> What you are asked to do: Using the records below, locate all lines containing "title" and return them.

[Figure contents as structured data]
● ● ● ● ● ● ●

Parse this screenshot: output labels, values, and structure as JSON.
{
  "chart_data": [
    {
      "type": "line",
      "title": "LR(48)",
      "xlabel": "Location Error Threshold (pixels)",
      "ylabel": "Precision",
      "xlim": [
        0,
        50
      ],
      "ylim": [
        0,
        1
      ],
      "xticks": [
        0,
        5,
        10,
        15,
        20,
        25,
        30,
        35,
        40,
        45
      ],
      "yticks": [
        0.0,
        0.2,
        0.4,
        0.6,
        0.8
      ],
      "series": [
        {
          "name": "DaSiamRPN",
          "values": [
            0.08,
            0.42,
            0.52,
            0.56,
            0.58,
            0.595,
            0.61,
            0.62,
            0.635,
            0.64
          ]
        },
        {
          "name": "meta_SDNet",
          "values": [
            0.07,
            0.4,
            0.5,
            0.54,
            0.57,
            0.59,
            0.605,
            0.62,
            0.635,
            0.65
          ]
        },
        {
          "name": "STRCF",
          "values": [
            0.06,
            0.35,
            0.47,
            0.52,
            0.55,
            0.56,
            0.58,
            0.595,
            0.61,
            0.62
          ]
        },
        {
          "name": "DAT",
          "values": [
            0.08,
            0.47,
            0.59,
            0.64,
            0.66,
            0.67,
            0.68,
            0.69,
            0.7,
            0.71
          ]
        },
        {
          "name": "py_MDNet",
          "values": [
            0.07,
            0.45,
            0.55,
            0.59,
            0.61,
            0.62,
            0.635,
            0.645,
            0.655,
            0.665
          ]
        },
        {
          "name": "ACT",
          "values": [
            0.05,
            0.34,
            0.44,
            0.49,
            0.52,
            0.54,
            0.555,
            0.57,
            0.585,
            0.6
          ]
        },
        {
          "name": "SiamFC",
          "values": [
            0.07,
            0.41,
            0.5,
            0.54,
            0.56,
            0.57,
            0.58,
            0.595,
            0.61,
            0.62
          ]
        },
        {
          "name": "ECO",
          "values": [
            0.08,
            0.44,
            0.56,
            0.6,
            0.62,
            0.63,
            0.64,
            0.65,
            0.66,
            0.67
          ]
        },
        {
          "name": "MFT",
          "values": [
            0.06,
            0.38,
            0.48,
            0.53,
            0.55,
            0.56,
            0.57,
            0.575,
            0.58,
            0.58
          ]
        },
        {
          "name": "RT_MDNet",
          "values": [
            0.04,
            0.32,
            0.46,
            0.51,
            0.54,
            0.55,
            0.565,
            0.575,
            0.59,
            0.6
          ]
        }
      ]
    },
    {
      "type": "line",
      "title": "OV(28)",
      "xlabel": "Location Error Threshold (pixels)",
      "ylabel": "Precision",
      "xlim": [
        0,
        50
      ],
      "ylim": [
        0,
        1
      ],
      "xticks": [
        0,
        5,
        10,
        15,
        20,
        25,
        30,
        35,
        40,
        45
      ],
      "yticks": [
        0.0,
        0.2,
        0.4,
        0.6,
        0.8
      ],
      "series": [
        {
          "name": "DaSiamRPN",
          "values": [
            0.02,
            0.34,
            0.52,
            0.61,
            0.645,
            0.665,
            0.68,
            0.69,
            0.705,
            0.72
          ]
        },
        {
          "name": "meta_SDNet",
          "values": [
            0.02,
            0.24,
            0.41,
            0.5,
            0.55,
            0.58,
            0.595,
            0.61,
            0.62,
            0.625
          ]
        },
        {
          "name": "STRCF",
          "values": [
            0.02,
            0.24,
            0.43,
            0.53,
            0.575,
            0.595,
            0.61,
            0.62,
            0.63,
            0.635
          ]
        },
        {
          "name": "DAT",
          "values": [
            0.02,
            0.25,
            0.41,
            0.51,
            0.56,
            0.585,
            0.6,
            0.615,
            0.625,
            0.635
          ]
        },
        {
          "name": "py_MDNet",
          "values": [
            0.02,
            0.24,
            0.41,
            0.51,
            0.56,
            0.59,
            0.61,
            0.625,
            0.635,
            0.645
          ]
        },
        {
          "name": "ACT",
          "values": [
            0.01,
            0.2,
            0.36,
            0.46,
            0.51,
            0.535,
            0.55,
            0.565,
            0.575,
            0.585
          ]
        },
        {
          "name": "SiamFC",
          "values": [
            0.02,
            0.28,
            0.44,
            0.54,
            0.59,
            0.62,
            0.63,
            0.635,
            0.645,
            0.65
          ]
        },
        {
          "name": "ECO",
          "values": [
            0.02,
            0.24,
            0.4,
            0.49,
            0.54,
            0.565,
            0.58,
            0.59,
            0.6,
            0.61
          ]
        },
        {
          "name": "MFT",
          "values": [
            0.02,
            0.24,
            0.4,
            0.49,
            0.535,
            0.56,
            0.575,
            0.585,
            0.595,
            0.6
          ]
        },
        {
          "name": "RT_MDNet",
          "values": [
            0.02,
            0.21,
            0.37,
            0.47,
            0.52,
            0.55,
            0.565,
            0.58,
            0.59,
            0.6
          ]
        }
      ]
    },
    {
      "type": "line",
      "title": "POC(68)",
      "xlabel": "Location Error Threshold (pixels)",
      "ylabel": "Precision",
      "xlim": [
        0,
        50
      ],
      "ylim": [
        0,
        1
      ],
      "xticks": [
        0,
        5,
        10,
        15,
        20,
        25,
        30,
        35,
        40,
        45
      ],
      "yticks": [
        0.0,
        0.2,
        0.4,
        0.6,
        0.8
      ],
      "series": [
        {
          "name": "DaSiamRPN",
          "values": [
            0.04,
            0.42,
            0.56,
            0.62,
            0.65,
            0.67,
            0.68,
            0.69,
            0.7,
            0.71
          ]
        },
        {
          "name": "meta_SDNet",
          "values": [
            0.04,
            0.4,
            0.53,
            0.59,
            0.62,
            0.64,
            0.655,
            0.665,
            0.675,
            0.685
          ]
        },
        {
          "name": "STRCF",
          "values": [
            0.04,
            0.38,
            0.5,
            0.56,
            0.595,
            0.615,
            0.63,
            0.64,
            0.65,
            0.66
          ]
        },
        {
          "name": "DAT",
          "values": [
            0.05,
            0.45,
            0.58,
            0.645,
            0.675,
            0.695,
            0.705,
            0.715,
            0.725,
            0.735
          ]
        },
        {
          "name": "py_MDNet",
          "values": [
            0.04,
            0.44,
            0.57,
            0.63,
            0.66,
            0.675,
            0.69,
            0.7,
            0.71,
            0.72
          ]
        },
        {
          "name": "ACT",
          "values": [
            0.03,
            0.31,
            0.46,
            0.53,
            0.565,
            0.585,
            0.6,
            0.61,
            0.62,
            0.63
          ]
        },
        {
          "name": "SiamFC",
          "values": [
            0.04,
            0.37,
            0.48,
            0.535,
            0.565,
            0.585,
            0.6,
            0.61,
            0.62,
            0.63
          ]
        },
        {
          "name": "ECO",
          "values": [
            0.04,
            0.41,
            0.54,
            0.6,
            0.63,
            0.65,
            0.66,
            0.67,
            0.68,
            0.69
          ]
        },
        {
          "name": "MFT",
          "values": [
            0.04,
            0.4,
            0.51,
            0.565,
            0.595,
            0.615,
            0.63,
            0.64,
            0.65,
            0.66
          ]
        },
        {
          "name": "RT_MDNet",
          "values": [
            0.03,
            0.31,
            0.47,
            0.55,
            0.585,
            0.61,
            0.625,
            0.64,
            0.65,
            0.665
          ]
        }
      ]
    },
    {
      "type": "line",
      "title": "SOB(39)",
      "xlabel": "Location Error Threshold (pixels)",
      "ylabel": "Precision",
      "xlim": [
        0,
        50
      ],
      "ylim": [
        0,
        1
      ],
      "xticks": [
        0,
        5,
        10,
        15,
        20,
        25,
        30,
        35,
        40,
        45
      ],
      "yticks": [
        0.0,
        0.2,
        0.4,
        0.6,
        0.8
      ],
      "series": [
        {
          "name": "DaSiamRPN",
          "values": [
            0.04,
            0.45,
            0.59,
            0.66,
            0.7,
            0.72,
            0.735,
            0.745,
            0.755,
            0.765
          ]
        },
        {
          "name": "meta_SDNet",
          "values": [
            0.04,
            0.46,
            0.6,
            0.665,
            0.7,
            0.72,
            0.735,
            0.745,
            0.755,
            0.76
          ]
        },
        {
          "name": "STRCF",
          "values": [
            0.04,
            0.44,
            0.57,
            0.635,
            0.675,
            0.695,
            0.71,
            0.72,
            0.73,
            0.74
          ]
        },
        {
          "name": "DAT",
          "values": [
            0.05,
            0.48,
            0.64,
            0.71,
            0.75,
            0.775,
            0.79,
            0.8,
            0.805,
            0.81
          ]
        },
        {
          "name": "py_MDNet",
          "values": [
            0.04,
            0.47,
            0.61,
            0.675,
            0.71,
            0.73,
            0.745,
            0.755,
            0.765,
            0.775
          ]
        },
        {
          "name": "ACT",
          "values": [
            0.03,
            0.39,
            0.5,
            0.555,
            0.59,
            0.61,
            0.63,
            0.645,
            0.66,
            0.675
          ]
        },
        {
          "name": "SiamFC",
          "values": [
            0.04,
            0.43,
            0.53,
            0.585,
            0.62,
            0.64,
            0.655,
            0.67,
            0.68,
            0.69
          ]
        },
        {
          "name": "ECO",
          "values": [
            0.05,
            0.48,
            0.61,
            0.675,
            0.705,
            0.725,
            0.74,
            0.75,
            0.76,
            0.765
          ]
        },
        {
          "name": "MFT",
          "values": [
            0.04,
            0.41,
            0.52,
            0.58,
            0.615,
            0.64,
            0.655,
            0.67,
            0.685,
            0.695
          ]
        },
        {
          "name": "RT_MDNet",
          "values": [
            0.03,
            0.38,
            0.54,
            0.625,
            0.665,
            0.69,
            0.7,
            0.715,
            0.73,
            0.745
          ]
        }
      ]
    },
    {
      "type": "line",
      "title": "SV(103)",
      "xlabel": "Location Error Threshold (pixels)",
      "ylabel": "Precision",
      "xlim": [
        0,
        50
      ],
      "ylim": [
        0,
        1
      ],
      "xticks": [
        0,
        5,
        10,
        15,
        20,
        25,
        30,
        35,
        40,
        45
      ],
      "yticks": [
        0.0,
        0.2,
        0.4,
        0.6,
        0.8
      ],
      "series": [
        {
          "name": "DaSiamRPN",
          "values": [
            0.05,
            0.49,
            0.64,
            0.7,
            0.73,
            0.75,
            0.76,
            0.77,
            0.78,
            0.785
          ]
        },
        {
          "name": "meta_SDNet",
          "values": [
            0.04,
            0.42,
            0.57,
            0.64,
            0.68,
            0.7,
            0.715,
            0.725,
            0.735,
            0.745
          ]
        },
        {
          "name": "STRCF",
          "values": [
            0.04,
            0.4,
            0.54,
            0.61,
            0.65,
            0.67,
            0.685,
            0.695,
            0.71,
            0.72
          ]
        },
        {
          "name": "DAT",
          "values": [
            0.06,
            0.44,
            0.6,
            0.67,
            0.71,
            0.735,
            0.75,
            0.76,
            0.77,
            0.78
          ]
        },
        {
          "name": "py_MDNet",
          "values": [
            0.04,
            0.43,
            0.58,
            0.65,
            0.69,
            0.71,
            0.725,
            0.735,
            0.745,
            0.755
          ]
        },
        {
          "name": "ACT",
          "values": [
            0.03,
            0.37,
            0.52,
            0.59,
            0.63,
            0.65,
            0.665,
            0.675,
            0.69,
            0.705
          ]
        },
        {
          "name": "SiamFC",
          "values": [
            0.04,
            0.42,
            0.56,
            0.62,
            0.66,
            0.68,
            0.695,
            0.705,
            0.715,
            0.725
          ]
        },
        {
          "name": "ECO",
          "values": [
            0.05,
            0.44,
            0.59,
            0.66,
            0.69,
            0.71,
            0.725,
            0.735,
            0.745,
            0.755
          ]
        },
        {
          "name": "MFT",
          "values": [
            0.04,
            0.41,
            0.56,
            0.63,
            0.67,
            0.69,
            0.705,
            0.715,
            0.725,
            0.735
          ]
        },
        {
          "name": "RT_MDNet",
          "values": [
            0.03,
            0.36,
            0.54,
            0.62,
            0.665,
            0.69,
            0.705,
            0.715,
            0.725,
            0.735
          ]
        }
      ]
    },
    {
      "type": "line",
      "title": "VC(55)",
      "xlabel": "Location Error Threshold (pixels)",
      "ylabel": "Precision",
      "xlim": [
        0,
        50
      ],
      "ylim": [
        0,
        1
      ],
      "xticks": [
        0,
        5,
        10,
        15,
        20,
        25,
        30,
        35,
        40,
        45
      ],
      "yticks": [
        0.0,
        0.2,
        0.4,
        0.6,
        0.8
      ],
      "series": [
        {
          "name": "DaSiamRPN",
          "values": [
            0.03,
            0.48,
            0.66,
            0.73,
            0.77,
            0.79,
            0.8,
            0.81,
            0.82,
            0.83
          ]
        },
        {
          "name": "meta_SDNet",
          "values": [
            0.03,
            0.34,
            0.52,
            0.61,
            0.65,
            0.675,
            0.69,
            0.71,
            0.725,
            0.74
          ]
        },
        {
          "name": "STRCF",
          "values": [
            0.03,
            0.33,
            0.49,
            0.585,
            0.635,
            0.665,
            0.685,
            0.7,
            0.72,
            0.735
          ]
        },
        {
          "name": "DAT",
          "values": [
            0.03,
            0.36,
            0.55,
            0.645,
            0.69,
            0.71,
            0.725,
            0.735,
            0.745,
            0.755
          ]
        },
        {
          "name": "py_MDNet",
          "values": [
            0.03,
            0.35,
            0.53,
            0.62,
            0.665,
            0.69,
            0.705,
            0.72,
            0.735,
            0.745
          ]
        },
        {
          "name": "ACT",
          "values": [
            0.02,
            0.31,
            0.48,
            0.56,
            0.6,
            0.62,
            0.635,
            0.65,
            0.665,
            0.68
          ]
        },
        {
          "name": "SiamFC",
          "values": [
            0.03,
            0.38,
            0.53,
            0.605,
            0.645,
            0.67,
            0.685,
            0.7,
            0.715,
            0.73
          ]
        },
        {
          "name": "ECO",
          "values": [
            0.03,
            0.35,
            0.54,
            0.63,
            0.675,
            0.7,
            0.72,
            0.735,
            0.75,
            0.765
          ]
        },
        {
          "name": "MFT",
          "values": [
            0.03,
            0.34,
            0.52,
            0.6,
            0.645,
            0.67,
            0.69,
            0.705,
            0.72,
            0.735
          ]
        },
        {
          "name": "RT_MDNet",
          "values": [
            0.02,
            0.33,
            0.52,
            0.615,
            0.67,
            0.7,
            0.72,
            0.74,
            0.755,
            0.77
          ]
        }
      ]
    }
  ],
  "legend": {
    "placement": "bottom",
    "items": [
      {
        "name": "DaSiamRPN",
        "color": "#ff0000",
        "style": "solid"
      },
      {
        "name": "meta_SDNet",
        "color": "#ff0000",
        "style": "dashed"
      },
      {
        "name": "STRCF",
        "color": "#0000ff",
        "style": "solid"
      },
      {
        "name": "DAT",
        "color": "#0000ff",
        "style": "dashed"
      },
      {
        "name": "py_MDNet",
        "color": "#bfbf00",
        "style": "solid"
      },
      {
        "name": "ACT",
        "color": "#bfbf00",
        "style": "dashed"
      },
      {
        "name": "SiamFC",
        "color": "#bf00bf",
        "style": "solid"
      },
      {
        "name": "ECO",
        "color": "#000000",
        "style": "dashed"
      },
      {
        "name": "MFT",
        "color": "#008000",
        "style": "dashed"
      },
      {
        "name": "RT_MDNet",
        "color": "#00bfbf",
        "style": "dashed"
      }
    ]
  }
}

● ● ● ● ● ● ●

> The answer:
      "title": "LR(48)",
      "title": "OV(28)",
      "title": "POC(68)",
      "title": "SOB(39)",
      "title": "SV(103)",
      "title": "VC(55)",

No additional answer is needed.